[START]

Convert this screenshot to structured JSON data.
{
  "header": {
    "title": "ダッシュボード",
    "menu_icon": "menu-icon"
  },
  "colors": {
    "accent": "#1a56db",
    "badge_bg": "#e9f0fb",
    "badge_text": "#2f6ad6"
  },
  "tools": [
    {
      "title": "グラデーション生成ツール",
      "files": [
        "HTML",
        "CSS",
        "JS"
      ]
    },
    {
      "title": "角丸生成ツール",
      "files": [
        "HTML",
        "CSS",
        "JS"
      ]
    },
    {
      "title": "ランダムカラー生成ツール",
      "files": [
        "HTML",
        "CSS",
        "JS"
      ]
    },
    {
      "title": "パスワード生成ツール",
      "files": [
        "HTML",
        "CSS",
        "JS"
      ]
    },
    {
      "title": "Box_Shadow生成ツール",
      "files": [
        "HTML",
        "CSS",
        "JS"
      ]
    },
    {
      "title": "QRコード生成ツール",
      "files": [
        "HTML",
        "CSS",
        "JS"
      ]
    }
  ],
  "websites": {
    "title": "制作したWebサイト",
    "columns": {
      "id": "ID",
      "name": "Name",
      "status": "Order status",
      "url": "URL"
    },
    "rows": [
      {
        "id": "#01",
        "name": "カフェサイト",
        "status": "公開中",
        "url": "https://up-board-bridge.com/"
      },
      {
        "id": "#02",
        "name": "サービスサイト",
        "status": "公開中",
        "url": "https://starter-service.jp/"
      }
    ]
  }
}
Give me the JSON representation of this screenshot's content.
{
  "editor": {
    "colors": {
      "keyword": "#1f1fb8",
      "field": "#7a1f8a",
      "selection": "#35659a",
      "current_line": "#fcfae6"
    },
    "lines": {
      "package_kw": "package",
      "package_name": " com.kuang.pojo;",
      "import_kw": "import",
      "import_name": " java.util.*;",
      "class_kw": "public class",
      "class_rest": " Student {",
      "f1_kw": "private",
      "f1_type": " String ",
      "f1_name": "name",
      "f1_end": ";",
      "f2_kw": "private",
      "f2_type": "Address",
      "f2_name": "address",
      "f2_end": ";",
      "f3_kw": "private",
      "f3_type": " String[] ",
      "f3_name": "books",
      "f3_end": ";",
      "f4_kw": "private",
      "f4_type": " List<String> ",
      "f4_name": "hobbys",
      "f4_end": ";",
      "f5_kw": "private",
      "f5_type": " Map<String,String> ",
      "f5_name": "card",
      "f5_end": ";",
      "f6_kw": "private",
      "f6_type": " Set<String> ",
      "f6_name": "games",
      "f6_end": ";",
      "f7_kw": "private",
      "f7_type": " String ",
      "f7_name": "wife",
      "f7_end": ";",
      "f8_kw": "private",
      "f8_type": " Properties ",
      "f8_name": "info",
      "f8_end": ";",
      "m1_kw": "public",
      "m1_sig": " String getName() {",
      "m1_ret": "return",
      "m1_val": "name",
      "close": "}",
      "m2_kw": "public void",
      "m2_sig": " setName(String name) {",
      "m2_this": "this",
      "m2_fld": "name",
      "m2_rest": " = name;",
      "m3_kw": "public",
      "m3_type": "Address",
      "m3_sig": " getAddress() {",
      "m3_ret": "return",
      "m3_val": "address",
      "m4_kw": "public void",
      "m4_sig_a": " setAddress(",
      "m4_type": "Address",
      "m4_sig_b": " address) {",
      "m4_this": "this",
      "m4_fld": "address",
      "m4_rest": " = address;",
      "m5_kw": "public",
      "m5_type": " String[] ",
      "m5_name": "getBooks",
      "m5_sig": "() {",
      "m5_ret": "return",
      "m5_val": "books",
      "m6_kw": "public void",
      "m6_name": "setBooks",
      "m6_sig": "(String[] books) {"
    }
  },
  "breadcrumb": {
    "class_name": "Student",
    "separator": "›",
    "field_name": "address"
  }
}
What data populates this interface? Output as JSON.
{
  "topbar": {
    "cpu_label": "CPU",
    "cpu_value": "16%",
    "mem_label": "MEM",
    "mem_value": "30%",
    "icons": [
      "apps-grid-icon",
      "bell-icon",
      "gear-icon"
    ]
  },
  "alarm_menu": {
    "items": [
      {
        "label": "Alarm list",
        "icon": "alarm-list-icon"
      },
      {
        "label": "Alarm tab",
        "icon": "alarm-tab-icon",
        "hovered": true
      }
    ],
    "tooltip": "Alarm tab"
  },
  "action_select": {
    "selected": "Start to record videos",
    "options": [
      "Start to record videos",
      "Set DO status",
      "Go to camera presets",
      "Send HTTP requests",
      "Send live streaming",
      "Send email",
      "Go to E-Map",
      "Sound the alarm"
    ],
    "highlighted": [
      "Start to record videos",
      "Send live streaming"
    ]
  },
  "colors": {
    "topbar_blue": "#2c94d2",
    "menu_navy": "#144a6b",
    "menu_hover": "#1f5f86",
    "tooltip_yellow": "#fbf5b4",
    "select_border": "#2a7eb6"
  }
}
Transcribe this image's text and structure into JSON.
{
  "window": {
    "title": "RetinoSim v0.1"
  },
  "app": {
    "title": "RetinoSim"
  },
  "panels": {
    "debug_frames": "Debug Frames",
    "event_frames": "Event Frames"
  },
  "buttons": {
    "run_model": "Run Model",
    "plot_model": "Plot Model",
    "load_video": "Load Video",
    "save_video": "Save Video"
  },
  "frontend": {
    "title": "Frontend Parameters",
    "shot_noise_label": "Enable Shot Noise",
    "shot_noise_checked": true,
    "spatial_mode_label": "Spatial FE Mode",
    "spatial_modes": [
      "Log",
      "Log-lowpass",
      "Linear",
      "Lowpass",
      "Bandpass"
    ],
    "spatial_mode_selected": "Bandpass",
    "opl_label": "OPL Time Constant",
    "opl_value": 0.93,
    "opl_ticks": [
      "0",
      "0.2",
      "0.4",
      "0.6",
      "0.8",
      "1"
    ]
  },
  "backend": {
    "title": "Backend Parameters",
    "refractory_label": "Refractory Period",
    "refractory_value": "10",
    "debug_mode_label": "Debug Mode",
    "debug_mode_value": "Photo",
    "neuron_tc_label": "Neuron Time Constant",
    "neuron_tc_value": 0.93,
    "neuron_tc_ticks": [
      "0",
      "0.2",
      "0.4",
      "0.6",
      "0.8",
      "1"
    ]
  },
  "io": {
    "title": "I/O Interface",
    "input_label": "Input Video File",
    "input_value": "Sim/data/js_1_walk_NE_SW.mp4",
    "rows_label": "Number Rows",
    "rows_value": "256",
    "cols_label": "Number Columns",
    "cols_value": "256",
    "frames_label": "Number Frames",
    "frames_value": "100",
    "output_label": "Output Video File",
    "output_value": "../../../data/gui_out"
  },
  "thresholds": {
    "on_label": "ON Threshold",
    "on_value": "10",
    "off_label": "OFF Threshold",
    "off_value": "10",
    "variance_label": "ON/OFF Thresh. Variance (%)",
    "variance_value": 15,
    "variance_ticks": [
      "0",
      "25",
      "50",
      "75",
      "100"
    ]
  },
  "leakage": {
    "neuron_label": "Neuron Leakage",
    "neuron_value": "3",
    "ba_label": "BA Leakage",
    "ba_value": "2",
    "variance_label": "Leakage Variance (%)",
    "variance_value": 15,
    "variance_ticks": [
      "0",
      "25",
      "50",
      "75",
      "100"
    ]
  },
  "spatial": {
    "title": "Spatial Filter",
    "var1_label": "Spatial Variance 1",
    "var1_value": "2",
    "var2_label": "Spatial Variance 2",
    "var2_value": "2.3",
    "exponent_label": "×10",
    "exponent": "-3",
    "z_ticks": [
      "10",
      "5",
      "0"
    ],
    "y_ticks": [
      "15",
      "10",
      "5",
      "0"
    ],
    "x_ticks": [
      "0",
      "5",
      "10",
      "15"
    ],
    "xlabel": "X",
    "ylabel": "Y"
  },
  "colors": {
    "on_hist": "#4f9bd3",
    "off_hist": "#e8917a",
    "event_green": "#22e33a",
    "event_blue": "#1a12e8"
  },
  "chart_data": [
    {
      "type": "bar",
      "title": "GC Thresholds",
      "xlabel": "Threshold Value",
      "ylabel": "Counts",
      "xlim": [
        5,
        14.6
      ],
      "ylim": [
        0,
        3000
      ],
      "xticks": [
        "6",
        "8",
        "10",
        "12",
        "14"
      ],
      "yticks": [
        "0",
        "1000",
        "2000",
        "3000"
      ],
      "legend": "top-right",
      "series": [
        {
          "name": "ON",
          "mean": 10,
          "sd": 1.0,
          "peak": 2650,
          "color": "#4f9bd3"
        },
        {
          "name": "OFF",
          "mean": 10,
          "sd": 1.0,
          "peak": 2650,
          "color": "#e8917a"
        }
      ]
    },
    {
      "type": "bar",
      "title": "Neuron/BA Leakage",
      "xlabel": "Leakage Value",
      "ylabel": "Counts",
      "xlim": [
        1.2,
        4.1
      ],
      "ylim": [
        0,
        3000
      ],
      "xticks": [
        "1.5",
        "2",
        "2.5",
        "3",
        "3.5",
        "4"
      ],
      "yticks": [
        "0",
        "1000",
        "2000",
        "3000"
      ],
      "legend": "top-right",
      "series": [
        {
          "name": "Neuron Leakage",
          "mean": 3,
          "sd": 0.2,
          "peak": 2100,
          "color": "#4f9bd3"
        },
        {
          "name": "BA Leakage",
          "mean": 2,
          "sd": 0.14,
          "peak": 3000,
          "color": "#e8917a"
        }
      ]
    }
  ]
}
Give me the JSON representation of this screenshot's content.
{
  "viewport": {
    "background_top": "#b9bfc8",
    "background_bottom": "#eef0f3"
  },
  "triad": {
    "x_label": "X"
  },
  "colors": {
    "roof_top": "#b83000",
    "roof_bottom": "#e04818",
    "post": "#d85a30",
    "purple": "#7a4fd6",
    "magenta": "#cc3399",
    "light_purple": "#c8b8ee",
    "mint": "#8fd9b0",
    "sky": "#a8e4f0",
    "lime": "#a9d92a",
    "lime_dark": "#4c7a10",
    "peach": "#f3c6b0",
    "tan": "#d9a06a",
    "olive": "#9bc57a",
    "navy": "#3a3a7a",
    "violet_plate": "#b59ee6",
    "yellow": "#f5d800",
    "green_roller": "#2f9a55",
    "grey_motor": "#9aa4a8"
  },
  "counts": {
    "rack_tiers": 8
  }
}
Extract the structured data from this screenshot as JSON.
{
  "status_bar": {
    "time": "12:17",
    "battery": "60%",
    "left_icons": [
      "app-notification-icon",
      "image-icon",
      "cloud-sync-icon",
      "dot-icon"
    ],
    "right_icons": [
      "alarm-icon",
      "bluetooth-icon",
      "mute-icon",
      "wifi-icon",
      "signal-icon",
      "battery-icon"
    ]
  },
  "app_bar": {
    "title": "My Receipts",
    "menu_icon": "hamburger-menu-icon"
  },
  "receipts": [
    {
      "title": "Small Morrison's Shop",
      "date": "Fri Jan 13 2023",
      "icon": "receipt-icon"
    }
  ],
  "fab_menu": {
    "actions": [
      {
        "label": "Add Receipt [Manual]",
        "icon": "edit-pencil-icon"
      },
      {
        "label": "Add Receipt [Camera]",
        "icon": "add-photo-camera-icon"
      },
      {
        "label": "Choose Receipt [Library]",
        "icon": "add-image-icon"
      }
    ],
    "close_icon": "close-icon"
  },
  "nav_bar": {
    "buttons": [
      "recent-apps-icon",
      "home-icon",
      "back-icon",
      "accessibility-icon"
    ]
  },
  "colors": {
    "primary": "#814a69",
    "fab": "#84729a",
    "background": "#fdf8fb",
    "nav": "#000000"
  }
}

[END]

Task objective: State how many lines of the records hold the string "Bandpass", and nothing else.

Exercise answer: 2